Given exercise. Print each line of the listing once more, precisely as given.

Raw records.
- - -

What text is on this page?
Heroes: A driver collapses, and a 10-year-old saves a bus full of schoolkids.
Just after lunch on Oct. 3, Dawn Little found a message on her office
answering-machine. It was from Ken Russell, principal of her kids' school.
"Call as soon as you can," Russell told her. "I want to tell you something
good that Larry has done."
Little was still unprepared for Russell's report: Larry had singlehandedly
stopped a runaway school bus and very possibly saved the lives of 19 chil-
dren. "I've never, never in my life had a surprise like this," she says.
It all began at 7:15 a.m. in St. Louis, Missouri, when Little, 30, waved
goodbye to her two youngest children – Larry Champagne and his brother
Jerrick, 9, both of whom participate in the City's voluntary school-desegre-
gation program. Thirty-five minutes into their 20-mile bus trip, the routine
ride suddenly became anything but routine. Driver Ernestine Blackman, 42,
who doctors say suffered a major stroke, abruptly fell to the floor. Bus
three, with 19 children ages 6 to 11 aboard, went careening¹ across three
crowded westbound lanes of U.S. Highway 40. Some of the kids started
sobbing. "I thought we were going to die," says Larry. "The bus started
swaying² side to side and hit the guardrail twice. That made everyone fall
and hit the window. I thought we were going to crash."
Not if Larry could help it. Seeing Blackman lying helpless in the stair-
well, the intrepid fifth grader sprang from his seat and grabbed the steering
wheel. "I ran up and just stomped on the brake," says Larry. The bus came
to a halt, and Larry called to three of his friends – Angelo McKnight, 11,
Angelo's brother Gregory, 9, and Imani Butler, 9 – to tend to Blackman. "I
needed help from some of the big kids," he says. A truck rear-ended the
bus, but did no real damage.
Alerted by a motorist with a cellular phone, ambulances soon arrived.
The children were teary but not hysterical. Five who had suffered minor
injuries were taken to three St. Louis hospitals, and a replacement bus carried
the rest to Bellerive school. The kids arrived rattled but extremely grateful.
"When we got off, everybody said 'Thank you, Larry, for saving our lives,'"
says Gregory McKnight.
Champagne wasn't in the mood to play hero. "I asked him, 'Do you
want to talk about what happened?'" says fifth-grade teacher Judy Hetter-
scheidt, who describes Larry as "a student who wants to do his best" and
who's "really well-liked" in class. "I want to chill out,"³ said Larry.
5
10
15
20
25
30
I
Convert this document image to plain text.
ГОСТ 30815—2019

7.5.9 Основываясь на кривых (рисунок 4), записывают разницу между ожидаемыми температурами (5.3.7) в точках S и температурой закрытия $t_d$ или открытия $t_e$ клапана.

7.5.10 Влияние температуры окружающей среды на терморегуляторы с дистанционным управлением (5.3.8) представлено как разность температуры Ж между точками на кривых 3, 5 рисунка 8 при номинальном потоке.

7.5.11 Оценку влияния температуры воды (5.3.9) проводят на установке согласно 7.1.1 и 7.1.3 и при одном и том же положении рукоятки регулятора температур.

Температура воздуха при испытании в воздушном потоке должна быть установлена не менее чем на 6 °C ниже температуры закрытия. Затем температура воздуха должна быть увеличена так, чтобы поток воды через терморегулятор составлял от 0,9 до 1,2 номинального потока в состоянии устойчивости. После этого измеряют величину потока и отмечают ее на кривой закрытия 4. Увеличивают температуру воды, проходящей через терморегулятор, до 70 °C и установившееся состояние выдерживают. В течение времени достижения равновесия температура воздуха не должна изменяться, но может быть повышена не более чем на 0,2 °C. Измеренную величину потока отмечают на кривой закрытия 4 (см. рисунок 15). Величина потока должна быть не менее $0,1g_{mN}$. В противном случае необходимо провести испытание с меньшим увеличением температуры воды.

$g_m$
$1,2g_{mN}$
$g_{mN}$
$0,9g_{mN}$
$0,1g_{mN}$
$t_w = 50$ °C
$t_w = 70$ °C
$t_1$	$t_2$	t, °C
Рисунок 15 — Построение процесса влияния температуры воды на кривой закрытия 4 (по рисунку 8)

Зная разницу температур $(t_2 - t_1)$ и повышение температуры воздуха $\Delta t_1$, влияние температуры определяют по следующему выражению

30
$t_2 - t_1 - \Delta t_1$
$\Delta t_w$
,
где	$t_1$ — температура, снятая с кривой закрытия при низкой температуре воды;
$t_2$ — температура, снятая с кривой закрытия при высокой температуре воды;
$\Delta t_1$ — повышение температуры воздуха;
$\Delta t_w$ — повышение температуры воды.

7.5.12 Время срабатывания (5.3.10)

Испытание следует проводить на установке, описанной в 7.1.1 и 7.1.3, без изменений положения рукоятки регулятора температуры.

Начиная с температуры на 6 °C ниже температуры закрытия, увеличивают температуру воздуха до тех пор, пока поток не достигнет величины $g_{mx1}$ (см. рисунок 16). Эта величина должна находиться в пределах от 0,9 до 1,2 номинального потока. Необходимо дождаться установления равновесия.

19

- - -

The output.
What text is on this page?
Heroes: A driver collapses, and a 10-year-old saves a bus full of schoolkids.
Just after lunch on Oct. 3, Dawn Little found a message on her office
answering-machine. It was from Ken Russell, principal of her kids' school.
"Call as soon as you can," Russell told her. "I want to tell you something
good that Larry has done."
Little was still unprepared for Russell's report: Larry had singlehandedly
stopped a runaway school bus and very possibly saved the lives of 19 chil-
dren. "I've never, never in my life had a surprise like this," she says.
It all began at 7:15 a.m. in St. Louis, Missouri, when Little, 30, waved
goodbye to her two youngest children – Larry Champagne and his brother
Jerrick, 9, both of whom participate in the City's voluntary school-desegre-
gation program. Thirty-five minutes into their 20-mile bus trip, the routine
ride suddenly became anything but routine. Driver Ernestine Blackman, 42,
who doctors say suffered a major stroke, abruptly fell to the floor. Bus
three, with 19 children ages 6 to 11 aboard, went careening¹ across three
crowded westbound lanes of U.S. Highway 40. Some of the kids started
sobbing. "I thought we were going to die," says Larry. "The bus started
swaying² side to side and hit the guardrail twice. That made everyone fall
and hit the window. I thought we were going to crash."
Not if Larry could help it. Seeing Blackman lying helpless in the stair-
well, the intrepid fifth grader sprang from his seat and grabbed the steering
wheel. "I ran up and just stomped on the brake," says Larry. The bus came
to a halt, and Larry called to three of his friends – Angelo McKnight, 11,
Angelo's brother Gregory, 9, and Imani Butler, 9 – to tend to Blackman. "I
needed help from some of the big kids," he says. A truck rear-ended the
bus, but did no real damage.
Alerted by a motorist with a cellular phone, ambulances soon arrived.
The children were teary but not hysterical. Five who had suffered minor
injuries were taken to three St. Louis hospitals, and a replacement bus carried
the rest to Bellerive school. The kids arrived rattled but extremely grateful.
"When we got off, everybody said 'Thank you, Larry, for saving our lives,'"
says Gregory McKnight.
Champagne wasn't in the mood to play hero. "I asked him, 'Do you
want to talk about what happened?'" says fifth-grade teacher Judy Hetter-
scheidt, who describes Larry as "a student who wants to do his best" and
who's "really well-liked" in class. "I want to chill out,"³ said Larry.
5
10
15
20
25
30
I
Convert this document image to plain text.
ГОСТ 30815—2019

7.5.9 Основываясь на кривых (рисунок 4), записывают разницу между ожидаемыми температурами (5.3.7) в точках S и температурой закрытия $t_d$ или открытия $t_e$ клапана.

7.5.10 Влияние температуры окружающей среды на терморегуляторы с дистанционным управлением (5.3.8) представлено как разность температуры Ж между точками на кривых 3, 5 рисунка 8 при номинальном потоке.

7.5.11 Оценку влияния температуры воды (5.3.9) проводят на установке согласно 7.1.1 и 7.1.3 и при одном и том же положении рукоятки регулятора температур.

Температура воздуха при испытании в воздушном потоке должна быть установлена не менее чем на 6 °C ниже температуры закрытия. Затем температура воздуха должна быть увеличена так, чтобы поток воды через терморегулятор составлял от 0,9 до 1,2 номинального потока в состоянии устойчивости. После этого измеряют величину потока и отмечают ее на кривой закрытия 4. Увеличивают температуру воды, проходящей через терморегулятор, до 70 °C и установившееся состояние выдерживают. В течение времени достижения равновесия температура воздуха не должна изменяться, но может быть повышена не более чем на 0,2 °C. Измеренную величину потока отмечают на кривой закрытия 4 (см. рисунок 15). Величина потока должна быть не менее $0,1g_{mN}$. В противном случае необходимо провести испытание с меньшим увеличением температуры воды.

$g_m$
$1,2g_{mN}$
$g_{mN}$
$0,9g_{mN}$
$0,1g_{mN}$
$t_w = 50$ °C
$t_w = 70$ °C
$t_1$	$t_2$	t, °C
Рисунок 15 — Построение процесса влияния температуры воды на кривой закрытия 4 (по рисунку 8)

Зная разницу температур $(t_2 - t_1)$ и повышение температуры воздуха $\Delta t_1$, влияние температуры определяют по следующему выражению

30
$t_2 - t_1 - \Delta t_1$
$\Delta t_w$
,
где	$t_1$ — температура, снятая с кривой закрытия при низкой температуре воды;
$t_2$ — температура, снятая с кривой закрытия при высокой температуре воды;
$\Delta t_1$ — повышение температуры воздуха;
$\Delta t_w$ — повышение температуры воды.

7.5.12 Время срабатывания (5.3.10)

Испытание следует проводить на установке, описанной в 7.1.1 и 7.1.3, без изменений положения рукоятки регулятора температуры.

Начиная с температуры на 6 °C ниже температуры закрытия, увеличивают температуру воздуха до тех пор, пока поток не достигнет величины $g_{mx1}$ (см. рисунок 16). Эта величина должна находиться в пределах от 0,9 до 1,2 номинального потока. Необходимо дождаться установления равновесия.

19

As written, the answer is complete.